-- What is expected --
Each entry below must be repeated word for word.

Items from a dataset
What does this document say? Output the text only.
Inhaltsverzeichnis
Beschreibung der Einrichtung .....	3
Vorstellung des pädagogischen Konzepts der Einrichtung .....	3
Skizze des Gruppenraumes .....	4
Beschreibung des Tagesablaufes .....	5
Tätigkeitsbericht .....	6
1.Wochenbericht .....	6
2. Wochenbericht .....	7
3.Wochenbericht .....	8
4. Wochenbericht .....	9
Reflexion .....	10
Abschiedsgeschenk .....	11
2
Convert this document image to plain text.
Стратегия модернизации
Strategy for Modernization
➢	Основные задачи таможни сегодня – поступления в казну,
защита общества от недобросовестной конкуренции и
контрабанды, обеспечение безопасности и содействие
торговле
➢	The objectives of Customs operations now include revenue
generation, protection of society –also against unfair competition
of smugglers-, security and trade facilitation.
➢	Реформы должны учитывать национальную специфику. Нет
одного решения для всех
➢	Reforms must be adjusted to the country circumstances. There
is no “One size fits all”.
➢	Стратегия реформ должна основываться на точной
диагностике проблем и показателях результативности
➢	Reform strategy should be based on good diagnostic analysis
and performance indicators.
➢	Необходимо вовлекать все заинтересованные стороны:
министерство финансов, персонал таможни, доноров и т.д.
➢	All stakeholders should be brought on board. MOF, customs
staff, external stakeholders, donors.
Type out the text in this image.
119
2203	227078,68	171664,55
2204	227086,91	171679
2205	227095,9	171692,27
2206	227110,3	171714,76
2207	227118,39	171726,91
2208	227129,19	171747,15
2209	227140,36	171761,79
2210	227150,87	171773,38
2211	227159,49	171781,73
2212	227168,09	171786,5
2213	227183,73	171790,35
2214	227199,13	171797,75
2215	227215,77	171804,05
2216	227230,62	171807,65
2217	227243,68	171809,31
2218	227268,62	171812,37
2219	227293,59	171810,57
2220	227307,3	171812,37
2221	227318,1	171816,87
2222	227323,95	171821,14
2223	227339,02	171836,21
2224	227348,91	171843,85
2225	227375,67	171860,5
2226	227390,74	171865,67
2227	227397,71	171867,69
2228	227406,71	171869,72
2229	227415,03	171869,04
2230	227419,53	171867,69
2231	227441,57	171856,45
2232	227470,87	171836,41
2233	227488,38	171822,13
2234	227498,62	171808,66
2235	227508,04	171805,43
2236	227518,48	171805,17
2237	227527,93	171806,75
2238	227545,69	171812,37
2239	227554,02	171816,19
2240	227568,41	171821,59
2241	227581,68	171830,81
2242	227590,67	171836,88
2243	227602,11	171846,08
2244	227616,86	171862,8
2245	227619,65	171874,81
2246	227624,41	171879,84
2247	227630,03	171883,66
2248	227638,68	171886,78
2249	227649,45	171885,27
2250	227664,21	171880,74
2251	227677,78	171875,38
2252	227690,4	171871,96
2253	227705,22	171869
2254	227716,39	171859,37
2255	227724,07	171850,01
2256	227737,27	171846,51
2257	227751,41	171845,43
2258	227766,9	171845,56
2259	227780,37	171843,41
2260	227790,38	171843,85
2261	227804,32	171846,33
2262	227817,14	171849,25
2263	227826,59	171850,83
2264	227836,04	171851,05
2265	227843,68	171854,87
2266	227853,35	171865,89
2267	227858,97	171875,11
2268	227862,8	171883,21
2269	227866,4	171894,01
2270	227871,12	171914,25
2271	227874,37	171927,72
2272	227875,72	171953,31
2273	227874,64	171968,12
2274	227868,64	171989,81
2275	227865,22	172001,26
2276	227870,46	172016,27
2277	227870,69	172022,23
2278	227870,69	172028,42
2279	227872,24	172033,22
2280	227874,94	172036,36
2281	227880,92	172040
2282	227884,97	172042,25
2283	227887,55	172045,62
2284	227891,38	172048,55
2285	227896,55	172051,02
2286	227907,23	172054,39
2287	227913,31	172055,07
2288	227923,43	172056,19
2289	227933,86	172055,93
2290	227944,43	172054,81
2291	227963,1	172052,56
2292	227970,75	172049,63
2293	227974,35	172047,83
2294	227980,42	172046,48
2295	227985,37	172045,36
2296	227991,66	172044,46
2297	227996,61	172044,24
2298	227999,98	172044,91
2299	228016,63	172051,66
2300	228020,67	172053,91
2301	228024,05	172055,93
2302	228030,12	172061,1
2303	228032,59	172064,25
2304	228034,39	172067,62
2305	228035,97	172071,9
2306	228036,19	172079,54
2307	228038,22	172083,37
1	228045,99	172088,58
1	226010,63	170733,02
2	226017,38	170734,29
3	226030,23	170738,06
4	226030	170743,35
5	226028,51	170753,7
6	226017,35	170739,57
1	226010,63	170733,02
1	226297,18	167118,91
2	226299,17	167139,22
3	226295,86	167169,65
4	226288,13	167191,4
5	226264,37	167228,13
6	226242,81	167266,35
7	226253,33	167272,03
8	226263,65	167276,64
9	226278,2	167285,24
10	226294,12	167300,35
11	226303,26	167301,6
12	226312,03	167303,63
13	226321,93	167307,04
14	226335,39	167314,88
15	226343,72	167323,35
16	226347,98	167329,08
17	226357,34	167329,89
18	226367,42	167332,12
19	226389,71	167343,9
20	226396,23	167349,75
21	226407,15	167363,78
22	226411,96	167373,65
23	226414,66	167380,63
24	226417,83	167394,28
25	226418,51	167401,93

-- Final result --
What does this document say? Output the text only.
Inhaltsverzeichnis
Beschreibung der Einrichtung .....	3
Vorstellung des pädagogischen Konzepts der Einrichtung .....	3
Skizze des Gruppenraumes .....	4
Beschreibung des Tagesablaufes .....	5
Tätigkeitsbericht .....	6
1.Wochenbericht .....	6
2. Wochenbericht .....	7
3.Wochenbericht .....	8
4. Wochenbericht .....	9
Reflexion .....	10
Abschiedsgeschenk .....	11
2
Convert this document image to plain text.
Стратегия модернизации
Strategy for Modernization
➢	Основные задачи таможни сегодня – поступления в казну,
защита общества от недобросовестной конкуренции и
контрабанды, обеспечение безопасности и содействие
торговле
➢	The objectives of Customs operations now include revenue
generation, protection of society –also against unfair competition
of smugglers-, security and trade facilitation.
➢	Реформы должны учитывать национальную специфику. Нет
одного решения для всех
➢	Reforms must be adjusted to the country circumstances. There
is no “One size fits all”.
➢	Стратегия реформ должна основываться на точной
диагностике проблем и показателях результативности
➢	Reform strategy should be based on good diagnostic analysis
and performance indicators.
➢	Необходимо вовлекать все заинтересованные стороны:
министерство финансов, персонал таможни, доноров и т.д.
➢	All stakeholders should be brought on board. MOF, customs
staff, external stakeholders, donors.
Type out the text in this image.
119
2203	227078,68	171664,55
2204	227086,91	171679
2205	227095,9	171692,27
2206	227110,3	171714,76
2207	227118,39	171726,91
2208	227129,19	171747,15
2209	227140,36	171761,79
2210	227150,87	171773,38
2211	227159,49	171781,73
2212	227168,09	171786,5
2213	227183,73	171790,35
2214	227199,13	171797,75
2215	227215,77	171804,05
2216	227230,62	171807,65
2217	227243,68	171809,31
2218	227268,62	171812,37
2219	227293,59	171810,57
2220	227307,3	171812,37
2221	227318,1	171816,87
2222	227323,95	171821,14
2223	227339,02	171836,21
2224	227348,91	171843,85
2225	227375,67	171860,5
2226	227390,74	171865,67
2227	227397,71	171867,69
2228	227406,71	171869,72
2229	227415,03	171869,04
2230	227419,53	171867,69
2231	227441,57	171856,45
2232	227470,87	171836,41
2233	227488,38	171822,13
2234	227498,62	171808,66
2235	227508,04	171805,43
2236	227518,48	171805,17
2237	227527,93	171806,75
2238	227545,69	171812,37
2239	227554,02	171816,19
2240	227568,41	171821,59
2241	227581,68	171830,81
2242	227590,67	171836,88
2243	227602,11	171846,08
2244	227616,86	171862,8
2245	227619,65	171874,81
2246	227624,41	171879,84
2247	227630,03	171883,66
2248	227638,68	171886,78
2249	227649,45	171885,27
2250	227664,21	171880,74
2251	227677,78	171875,38
2252	227690,4	171871,96
2253	227705,22	171869
2254	227716,39	171859,37
2255	227724,07	171850,01
2256	227737,27	171846,51
2257	227751,41	171845,43
2258	227766,9	171845,56
2259	227780,37	171843,41
2260	227790,38	171843,85
2261	227804,32	171846,33
2262	227817,14	171849,25
2263	227826,59	171850,83
2264	227836,04	171851,05
2265	227843,68	171854,87
2266	227853,35	171865,89
2267	227858,97	171875,11
2268	227862,8	171883,21
2269	227866,4	171894,01
2270	227871,12	171914,25
2271	227874,37	171927,72
2272	227875,72	171953,31
2273	227874,64	171968,12
2274	227868,64	171989,81
2275	227865,22	172001,26
2276	227870,46	172016,27
2277	227870,69	172022,23
2278	227870,69	172028,42
2279	227872,24	172033,22
2280	227874,94	172036,36
2281	227880,92	172040
2282	227884,97	172042,25
2283	227887,55	172045,62
2284	227891,38	172048,55
2285	227896,55	172051,02
2286	227907,23	172054,39
2287	227913,31	172055,07
2288	227923,43	172056,19
2289	227933,86	172055,93
2290	227944,43	172054,81
2291	227963,1	172052,56
2292	227970,75	172049,63
2293	227974,35	172047,83
2294	227980,42	172046,48
2295	227985,37	172045,36
2296	227991,66	172044,46
2297	227996,61	172044,24
2298	227999,98	172044,91
2299	228016,63	172051,66
2300	228020,67	172053,91
2301	228024,05	172055,93
2302	228030,12	172061,1
2303	228032,59	172064,25
2304	228034,39	172067,62
2305	228035,97	172071,9
2306	228036,19	172079,54
2307	228038,22	172083,37
1	228045,99	172088,58
1	226010,63	170733,02
2	226017,38	170734,29
3	226030,23	170738,06
4	226030	170743,35
5	226028,51	170753,7
6	226017,35	170739,57
1	226010,63	170733,02
1	226297,18	167118,91
2	226299,17	167139,22
3	226295,86	167169,65
4	226288,13	167191,4
5	226264,37	167228,13
6	226242,81	167266,35
7	226253,33	167272,03
8	226263,65	167276,64
9	226278,2	167285,24
10	226294,12	167300,35
11	226303,26	167301,6
12	226312,03	167303,63
13	226321,93	167307,04
14	226335,39	167314,88
15	226343,72	167323,35
16	226347,98	167329,08
17	226357,34	167329,89
18	226367,42	167332,12
19	226389,71	167343,9
20	226396,23	167349,75
21	226407,15	167363,78
22	226411,96	167373,65
23	226414,66	167380,63
24	226417,83	167394,28
25	226418,51	167401,93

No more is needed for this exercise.